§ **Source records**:
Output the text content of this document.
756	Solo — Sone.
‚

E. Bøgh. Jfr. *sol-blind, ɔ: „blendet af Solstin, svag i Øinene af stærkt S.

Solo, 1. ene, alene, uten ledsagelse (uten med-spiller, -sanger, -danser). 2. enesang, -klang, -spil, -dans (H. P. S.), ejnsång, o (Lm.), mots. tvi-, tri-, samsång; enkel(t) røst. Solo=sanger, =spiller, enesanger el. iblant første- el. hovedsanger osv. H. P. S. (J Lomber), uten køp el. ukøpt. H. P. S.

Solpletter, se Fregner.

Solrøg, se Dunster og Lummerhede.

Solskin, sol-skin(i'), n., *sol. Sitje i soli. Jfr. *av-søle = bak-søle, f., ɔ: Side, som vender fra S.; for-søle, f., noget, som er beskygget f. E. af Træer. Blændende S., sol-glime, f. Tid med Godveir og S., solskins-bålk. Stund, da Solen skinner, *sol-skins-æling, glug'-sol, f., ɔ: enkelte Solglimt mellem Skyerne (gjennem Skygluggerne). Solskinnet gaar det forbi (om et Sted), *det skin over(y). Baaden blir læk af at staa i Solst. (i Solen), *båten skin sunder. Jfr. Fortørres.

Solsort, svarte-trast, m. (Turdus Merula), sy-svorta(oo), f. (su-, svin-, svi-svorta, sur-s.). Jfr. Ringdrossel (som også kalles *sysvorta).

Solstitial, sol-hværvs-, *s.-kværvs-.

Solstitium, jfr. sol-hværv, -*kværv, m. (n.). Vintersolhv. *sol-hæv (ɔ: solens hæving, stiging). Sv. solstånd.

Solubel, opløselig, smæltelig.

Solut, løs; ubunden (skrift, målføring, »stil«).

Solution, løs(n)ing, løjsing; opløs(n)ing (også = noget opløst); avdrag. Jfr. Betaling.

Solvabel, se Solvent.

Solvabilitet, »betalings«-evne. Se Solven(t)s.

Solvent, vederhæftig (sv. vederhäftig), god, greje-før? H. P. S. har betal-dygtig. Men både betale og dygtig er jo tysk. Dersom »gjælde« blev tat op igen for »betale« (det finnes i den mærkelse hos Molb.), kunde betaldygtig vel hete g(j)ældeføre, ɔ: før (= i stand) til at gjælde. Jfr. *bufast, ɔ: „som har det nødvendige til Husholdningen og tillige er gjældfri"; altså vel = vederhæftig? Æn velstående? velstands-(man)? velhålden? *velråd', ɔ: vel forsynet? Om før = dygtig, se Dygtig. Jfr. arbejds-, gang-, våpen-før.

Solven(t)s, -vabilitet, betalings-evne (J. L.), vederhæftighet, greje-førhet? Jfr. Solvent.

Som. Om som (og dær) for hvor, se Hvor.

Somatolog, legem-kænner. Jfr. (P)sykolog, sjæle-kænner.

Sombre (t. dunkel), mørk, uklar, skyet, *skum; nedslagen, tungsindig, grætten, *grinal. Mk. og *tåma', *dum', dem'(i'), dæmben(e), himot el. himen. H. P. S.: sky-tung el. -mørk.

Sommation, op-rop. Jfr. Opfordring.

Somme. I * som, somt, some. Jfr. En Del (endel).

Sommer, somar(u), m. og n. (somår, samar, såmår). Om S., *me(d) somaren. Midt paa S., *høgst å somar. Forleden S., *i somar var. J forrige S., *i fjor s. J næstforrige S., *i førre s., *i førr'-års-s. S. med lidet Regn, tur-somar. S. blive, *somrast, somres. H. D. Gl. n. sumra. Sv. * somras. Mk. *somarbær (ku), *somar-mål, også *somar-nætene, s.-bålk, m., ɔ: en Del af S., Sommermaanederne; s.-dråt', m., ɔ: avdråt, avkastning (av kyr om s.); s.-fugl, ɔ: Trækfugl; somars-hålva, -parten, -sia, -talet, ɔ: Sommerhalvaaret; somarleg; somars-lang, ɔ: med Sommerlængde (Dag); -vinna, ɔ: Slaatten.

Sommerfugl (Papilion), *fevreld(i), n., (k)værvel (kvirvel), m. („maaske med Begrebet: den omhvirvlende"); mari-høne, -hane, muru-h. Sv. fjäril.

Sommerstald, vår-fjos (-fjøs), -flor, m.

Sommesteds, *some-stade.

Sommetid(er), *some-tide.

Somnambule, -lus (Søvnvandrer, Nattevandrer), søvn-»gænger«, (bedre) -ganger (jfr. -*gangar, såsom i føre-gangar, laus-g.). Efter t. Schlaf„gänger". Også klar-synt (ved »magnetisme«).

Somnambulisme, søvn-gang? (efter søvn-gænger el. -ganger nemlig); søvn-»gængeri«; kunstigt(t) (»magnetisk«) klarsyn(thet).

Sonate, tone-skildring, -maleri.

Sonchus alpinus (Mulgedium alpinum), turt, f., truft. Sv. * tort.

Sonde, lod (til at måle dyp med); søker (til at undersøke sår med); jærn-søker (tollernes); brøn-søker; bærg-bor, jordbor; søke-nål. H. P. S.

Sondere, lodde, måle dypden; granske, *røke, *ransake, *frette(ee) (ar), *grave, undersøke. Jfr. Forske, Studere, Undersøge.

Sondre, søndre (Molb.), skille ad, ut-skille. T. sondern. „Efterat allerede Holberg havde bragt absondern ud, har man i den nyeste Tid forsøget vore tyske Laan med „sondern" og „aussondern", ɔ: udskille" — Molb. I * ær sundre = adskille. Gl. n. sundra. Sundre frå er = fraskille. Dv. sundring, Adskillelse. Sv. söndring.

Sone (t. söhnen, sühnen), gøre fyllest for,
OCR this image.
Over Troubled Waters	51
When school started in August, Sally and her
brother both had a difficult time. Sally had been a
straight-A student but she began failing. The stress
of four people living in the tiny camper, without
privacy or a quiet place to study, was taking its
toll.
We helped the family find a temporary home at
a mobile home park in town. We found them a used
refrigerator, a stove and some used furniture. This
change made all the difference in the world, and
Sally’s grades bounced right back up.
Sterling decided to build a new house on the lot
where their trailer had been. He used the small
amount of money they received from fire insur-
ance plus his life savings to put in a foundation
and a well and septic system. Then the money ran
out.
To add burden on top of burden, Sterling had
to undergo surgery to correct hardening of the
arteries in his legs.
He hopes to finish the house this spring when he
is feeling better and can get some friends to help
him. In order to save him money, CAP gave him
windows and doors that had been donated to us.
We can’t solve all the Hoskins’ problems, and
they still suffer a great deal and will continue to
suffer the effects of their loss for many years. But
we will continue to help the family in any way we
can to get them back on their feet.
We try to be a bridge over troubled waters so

§ **TASK DETAILS**: List every line above containing the word "them".

§ **SOLUTION FOR THIS TASK**:
a mobile home park in town. We found them a used
can to get them back on their feet.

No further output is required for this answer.